| TASK DETAILS |
Search the entries for the word "default" and pull out each line that has it.

Collection entries:

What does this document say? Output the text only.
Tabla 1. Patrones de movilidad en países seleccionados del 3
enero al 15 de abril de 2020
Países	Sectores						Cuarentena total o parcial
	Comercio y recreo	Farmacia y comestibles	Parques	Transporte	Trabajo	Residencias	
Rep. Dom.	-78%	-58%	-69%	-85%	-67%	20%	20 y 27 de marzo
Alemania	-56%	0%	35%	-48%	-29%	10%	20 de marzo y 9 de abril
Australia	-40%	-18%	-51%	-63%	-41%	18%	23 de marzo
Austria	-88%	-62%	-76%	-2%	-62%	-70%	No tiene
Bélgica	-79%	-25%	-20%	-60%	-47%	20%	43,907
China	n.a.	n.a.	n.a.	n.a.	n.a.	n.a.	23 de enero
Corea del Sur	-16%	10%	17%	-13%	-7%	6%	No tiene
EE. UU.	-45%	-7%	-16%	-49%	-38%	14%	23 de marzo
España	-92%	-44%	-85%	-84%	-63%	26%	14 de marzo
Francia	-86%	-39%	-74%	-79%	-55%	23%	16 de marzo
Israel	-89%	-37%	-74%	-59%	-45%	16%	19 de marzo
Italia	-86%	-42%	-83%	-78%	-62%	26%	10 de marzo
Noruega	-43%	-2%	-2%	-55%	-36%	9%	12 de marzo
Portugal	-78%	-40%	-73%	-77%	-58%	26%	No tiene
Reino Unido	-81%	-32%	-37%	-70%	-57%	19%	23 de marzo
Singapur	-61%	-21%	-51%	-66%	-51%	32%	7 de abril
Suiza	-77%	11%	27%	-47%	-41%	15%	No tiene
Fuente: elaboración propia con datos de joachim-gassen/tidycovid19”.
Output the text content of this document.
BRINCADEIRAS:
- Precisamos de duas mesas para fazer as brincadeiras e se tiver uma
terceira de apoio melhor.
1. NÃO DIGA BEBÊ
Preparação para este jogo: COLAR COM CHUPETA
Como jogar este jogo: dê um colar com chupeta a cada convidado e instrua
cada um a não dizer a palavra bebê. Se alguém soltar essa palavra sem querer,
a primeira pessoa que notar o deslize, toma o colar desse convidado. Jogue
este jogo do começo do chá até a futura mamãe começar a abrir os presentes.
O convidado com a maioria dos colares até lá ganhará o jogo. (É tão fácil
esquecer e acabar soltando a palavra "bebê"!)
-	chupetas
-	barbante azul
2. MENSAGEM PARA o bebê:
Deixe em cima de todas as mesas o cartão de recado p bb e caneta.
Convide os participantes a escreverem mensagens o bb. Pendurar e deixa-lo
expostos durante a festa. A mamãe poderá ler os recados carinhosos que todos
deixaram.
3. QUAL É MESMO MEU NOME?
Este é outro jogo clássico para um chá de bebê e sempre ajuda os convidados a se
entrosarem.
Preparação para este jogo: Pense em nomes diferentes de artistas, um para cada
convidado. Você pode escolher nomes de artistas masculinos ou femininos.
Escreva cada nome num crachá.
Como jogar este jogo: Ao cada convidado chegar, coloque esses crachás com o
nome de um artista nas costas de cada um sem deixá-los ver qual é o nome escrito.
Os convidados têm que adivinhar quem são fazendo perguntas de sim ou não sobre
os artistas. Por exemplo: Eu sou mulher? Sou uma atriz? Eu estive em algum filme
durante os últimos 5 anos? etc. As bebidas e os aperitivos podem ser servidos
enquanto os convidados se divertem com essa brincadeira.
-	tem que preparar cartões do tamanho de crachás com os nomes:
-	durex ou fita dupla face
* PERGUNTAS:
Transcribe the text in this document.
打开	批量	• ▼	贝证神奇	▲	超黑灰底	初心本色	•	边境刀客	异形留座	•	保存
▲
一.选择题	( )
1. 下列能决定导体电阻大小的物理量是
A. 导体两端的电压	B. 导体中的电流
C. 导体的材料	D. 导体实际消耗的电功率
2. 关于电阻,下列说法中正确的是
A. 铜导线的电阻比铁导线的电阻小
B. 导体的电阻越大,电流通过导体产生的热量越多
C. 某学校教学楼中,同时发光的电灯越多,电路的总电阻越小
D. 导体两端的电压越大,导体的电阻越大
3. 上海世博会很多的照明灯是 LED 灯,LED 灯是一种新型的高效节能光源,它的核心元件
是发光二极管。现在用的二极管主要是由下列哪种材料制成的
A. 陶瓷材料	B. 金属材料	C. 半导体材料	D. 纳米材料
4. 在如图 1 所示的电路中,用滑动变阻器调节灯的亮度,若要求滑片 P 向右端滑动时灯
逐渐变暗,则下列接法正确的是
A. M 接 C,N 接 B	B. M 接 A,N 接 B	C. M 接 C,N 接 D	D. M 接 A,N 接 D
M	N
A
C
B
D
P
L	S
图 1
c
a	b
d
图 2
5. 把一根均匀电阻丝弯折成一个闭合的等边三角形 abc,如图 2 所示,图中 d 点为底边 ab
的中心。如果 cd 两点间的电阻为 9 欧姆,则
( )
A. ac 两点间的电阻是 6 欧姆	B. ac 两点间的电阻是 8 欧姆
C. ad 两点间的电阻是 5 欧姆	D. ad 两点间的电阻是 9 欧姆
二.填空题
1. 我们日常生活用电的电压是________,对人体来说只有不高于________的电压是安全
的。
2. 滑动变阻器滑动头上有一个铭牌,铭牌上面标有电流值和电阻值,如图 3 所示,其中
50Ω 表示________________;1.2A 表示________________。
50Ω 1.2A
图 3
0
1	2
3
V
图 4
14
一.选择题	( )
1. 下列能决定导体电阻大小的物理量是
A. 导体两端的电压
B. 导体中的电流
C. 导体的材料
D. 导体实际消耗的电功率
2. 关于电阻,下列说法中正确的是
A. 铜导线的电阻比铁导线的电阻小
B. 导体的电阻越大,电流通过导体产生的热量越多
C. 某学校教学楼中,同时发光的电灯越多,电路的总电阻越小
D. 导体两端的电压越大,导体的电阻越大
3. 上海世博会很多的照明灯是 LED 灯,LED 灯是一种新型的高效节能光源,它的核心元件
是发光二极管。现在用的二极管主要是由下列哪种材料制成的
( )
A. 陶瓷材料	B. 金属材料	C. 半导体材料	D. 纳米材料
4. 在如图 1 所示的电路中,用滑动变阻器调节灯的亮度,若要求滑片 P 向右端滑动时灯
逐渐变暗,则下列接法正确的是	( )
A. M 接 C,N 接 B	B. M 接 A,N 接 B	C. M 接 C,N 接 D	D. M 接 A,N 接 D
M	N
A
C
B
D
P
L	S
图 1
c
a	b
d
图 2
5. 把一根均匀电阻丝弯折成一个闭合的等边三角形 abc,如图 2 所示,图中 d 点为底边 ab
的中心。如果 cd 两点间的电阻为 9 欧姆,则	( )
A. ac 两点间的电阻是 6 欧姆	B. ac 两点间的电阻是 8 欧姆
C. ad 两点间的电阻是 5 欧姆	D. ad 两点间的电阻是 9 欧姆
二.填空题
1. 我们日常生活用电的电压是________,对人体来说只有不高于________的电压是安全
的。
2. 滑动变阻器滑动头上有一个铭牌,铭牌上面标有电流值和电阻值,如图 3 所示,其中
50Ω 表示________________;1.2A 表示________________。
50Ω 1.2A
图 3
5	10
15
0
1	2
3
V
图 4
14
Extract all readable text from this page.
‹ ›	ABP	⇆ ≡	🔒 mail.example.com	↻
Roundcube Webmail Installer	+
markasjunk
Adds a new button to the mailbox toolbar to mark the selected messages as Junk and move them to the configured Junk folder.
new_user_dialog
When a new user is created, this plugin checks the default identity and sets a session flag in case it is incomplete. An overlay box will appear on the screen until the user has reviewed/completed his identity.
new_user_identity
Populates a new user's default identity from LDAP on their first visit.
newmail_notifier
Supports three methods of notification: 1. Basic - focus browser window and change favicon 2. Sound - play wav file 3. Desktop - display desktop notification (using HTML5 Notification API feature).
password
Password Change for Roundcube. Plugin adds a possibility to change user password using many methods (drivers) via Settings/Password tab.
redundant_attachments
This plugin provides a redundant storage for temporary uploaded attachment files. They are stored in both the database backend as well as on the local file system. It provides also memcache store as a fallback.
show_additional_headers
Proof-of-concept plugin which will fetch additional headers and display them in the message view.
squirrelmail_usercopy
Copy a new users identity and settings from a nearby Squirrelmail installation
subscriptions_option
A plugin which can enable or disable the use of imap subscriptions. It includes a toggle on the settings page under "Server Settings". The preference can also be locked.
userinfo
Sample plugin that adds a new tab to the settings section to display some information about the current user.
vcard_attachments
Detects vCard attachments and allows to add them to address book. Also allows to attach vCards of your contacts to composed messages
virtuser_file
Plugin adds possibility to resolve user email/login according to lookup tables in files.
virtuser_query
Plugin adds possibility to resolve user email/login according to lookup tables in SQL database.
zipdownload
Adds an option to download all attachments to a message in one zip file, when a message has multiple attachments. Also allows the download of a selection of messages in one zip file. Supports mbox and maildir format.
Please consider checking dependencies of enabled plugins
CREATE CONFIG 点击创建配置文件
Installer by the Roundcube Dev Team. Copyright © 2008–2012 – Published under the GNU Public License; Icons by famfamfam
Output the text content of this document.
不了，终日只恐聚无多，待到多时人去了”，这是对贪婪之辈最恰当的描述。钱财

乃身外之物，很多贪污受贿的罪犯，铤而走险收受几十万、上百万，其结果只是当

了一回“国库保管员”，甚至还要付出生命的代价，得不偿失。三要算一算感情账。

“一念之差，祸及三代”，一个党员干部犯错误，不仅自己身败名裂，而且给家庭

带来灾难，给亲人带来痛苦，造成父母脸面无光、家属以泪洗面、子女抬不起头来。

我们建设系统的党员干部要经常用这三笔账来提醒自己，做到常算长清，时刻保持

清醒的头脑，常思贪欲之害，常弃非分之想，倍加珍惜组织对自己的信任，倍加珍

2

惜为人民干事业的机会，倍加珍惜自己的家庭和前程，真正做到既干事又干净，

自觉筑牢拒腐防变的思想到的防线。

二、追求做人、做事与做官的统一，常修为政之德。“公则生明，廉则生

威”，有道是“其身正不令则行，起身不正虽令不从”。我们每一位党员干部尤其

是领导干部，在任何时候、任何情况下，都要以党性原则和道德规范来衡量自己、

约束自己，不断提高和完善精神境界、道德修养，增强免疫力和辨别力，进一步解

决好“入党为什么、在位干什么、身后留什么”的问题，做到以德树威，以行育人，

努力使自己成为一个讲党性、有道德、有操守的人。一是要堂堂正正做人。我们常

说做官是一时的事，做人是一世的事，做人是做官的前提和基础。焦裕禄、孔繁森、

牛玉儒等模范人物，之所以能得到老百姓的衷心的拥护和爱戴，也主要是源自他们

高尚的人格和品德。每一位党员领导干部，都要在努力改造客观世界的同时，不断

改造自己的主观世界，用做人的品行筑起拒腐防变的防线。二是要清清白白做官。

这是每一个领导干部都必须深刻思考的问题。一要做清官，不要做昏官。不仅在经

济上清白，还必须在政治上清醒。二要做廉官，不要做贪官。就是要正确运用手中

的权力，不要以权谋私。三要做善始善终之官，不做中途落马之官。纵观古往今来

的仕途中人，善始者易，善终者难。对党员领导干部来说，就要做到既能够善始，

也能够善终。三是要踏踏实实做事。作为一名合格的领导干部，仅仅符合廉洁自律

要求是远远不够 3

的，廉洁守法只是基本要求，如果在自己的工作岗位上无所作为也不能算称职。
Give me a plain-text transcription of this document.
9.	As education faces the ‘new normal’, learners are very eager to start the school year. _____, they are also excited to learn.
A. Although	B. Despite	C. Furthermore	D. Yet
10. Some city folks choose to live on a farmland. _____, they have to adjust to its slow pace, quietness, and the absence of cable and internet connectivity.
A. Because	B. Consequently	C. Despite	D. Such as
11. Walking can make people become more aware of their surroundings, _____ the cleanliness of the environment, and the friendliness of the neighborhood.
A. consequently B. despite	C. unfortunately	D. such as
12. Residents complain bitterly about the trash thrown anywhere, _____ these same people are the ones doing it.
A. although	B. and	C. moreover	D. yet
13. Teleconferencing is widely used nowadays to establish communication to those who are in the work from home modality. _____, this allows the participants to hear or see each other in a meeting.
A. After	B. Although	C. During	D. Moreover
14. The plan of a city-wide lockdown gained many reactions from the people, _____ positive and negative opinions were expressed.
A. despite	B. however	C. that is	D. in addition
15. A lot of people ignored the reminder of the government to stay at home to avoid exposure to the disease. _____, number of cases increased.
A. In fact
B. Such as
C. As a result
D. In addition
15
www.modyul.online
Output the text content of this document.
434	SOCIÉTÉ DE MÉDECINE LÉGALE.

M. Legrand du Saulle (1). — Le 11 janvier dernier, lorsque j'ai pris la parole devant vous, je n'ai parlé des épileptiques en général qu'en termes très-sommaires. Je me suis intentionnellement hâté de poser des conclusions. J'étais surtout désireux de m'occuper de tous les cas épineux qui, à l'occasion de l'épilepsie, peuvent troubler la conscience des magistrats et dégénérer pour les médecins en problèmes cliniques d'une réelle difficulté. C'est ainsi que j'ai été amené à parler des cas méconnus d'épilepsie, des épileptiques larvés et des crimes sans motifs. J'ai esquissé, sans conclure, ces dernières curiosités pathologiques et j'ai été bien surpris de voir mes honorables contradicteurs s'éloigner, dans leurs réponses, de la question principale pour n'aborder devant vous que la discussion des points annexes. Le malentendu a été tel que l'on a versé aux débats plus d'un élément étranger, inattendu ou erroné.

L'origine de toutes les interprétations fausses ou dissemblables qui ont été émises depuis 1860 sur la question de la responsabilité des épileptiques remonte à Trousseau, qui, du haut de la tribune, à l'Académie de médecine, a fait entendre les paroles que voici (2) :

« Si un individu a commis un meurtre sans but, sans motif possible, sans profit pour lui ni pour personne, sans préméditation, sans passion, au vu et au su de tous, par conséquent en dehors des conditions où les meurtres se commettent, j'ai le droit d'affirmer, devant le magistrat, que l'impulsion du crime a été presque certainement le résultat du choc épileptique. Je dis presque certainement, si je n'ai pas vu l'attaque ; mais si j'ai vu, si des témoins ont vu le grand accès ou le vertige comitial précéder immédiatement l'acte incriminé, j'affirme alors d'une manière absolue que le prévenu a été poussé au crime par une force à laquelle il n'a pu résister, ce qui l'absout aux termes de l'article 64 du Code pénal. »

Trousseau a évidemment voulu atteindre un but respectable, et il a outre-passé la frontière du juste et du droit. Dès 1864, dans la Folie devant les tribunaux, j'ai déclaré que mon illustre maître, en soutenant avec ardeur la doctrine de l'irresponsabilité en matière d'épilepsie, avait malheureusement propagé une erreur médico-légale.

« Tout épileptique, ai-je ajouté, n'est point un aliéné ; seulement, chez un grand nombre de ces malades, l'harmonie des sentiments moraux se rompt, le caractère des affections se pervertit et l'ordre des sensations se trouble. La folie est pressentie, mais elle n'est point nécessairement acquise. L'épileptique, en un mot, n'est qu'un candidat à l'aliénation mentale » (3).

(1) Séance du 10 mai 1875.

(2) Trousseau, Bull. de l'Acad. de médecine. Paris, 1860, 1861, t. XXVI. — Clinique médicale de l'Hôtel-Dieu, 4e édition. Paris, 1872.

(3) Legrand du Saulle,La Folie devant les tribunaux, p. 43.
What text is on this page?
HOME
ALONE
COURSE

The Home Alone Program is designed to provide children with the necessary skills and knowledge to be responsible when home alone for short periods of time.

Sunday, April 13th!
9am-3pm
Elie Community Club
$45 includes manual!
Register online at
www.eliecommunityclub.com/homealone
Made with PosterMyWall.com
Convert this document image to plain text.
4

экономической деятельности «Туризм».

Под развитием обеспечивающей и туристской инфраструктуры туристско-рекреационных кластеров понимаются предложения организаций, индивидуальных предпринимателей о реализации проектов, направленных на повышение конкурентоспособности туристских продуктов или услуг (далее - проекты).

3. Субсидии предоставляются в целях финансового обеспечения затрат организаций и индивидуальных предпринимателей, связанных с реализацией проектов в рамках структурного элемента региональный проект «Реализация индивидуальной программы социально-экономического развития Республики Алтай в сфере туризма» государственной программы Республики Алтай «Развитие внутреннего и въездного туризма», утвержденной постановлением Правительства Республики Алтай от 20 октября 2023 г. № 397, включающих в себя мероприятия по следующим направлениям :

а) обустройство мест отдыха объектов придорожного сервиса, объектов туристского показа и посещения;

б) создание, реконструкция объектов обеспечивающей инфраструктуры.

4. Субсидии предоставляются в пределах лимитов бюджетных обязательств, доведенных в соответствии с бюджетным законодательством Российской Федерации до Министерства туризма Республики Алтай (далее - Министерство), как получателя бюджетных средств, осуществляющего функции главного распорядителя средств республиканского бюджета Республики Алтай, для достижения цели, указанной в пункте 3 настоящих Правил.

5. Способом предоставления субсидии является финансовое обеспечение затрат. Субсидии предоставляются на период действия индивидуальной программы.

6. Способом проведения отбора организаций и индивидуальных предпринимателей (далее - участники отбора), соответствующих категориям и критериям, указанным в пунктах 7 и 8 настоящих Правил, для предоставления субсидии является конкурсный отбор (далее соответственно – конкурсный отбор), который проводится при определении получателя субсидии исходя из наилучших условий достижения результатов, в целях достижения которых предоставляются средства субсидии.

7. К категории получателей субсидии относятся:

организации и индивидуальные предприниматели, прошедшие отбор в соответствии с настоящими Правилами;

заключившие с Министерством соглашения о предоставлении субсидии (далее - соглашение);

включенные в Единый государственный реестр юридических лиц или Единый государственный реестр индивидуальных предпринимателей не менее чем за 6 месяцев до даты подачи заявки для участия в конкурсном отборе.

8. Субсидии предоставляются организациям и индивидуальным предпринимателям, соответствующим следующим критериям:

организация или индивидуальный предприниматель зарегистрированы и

| RESULT OF THIS EXERCISE |
When a new user is created, this plugin checks the default identity and sets a session flag in case it is incomplete. An overlay box will appear on the screen until the user has reviewed/completed his identity.
Populates a new user's default identity from LDAP on their first visit.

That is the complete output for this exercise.